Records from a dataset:
>> BEGIN

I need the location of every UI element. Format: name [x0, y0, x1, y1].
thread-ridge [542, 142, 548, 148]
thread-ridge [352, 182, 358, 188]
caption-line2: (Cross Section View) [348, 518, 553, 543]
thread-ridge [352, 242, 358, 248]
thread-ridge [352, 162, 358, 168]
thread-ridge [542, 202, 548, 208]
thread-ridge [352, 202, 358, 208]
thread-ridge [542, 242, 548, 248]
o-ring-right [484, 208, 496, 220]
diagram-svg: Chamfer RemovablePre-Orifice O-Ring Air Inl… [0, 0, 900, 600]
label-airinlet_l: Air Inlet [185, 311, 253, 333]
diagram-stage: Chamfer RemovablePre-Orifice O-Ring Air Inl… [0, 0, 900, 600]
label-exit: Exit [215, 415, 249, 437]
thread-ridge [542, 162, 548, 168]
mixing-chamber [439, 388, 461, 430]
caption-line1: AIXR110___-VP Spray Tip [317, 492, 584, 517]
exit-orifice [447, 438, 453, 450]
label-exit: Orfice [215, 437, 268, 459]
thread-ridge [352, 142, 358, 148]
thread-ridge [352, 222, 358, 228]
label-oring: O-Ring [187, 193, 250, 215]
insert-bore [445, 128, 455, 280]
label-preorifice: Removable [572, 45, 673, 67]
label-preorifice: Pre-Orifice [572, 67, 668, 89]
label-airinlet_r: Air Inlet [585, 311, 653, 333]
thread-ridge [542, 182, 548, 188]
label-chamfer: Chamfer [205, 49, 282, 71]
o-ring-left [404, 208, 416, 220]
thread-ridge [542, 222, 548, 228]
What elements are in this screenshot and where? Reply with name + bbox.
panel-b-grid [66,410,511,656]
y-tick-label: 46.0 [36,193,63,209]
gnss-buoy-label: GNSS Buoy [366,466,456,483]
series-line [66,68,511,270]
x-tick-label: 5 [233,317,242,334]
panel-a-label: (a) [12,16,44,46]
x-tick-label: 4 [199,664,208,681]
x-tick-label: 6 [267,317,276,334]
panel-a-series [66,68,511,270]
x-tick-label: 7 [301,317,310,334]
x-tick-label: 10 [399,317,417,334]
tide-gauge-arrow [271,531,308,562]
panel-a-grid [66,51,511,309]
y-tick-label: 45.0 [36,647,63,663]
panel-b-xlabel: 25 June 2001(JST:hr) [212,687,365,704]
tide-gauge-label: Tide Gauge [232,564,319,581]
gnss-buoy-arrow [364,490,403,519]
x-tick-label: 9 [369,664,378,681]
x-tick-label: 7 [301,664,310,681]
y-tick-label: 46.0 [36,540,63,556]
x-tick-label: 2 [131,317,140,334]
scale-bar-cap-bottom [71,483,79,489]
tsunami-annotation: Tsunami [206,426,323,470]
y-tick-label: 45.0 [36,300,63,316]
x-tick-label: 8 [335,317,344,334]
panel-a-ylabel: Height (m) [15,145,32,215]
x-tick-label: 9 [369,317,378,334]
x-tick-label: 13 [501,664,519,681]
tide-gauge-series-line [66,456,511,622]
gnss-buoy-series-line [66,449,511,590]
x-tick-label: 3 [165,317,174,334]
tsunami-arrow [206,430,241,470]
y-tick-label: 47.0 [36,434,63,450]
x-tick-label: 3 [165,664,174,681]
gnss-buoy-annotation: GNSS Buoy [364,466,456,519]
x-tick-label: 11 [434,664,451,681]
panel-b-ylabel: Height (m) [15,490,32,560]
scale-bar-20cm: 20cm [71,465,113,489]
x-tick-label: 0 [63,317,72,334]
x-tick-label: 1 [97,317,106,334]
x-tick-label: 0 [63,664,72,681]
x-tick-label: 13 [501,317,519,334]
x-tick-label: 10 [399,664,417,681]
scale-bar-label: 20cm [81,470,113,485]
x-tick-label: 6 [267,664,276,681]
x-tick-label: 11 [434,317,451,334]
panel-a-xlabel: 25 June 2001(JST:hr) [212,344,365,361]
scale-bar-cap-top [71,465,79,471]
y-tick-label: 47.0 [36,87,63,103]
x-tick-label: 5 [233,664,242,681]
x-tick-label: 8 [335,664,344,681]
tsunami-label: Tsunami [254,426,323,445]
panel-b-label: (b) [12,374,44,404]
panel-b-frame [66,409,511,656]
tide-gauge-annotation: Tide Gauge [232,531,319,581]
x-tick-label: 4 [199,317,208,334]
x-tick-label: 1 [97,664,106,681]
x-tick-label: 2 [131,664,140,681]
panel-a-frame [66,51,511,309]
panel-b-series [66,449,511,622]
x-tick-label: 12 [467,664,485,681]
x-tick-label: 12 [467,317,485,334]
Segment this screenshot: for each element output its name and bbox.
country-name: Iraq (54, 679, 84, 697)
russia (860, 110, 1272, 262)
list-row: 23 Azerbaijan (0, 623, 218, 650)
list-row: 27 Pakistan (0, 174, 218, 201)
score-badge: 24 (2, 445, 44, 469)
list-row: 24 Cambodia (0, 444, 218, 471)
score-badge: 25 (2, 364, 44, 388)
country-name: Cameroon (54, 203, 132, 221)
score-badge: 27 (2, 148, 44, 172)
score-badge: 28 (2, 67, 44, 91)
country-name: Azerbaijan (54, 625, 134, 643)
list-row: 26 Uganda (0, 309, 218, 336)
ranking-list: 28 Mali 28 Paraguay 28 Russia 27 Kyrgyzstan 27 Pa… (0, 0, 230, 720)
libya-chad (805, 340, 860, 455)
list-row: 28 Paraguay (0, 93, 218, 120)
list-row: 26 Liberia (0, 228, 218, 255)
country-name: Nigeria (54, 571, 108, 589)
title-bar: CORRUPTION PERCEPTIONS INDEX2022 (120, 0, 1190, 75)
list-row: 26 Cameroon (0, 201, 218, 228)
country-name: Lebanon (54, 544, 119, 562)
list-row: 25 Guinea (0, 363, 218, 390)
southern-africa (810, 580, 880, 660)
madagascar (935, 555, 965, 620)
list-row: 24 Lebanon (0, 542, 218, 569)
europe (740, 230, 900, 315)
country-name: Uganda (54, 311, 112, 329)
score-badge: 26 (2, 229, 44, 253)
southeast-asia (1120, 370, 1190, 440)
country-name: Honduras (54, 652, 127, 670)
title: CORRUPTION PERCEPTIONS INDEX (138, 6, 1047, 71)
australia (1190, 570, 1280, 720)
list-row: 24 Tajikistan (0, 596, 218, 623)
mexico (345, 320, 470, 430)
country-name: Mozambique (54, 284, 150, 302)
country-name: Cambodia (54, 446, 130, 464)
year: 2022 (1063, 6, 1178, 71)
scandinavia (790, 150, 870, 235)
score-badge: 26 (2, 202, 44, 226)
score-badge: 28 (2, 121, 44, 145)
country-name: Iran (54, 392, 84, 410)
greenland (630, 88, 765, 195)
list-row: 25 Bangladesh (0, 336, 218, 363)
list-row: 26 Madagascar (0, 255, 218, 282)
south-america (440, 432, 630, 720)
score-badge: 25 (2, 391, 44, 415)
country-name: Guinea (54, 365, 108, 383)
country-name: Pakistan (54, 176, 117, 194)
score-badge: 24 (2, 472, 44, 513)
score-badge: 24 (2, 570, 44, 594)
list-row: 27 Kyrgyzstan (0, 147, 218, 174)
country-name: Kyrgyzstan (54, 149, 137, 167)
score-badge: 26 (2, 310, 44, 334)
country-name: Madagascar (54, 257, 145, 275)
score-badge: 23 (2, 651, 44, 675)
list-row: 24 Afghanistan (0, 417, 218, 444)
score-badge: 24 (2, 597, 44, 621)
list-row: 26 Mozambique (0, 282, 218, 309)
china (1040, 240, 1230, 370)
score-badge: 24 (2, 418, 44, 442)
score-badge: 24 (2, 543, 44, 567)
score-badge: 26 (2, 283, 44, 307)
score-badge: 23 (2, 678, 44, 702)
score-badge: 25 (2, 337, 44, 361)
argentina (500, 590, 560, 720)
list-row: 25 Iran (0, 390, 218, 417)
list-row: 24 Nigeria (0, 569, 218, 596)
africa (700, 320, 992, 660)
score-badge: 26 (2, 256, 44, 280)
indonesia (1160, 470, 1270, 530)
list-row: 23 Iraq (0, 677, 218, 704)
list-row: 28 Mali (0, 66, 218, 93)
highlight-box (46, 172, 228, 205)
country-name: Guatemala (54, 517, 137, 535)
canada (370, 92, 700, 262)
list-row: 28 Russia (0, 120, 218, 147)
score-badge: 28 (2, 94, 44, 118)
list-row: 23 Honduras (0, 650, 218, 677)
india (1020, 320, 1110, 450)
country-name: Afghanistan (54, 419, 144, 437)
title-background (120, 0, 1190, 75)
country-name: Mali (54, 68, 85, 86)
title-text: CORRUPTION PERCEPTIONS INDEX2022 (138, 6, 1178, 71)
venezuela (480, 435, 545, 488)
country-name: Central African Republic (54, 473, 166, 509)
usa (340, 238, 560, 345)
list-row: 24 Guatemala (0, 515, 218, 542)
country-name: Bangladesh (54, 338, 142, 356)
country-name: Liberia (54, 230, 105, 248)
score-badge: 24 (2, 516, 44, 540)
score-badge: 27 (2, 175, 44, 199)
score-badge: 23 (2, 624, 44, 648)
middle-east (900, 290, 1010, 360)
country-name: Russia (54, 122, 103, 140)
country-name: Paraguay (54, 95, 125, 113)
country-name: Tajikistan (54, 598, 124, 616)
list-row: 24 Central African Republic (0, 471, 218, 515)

>> END

Objective:
Print the material starting at its first line and ending at the line that contains "o-ring-right [484, 208, 496, 220]", including both.

Right answer:
I need the location of every UI element. Format: name [x0, y0, x1, y1].
thread-ridge [542, 142, 548, 148]
thread-ridge [352, 182, 358, 188]
caption-line2: (Cross Section View) [348, 518, 553, 543]
thread-ridge [352, 242, 358, 248]
thread-ridge [352, 162, 358, 168]
thread-ridge [542, 202, 548, 208]
thread-ridge [352, 202, 358, 208]
thread-ridge [542, 242, 548, 248]
o-ring-right [484, 208, 496, 220]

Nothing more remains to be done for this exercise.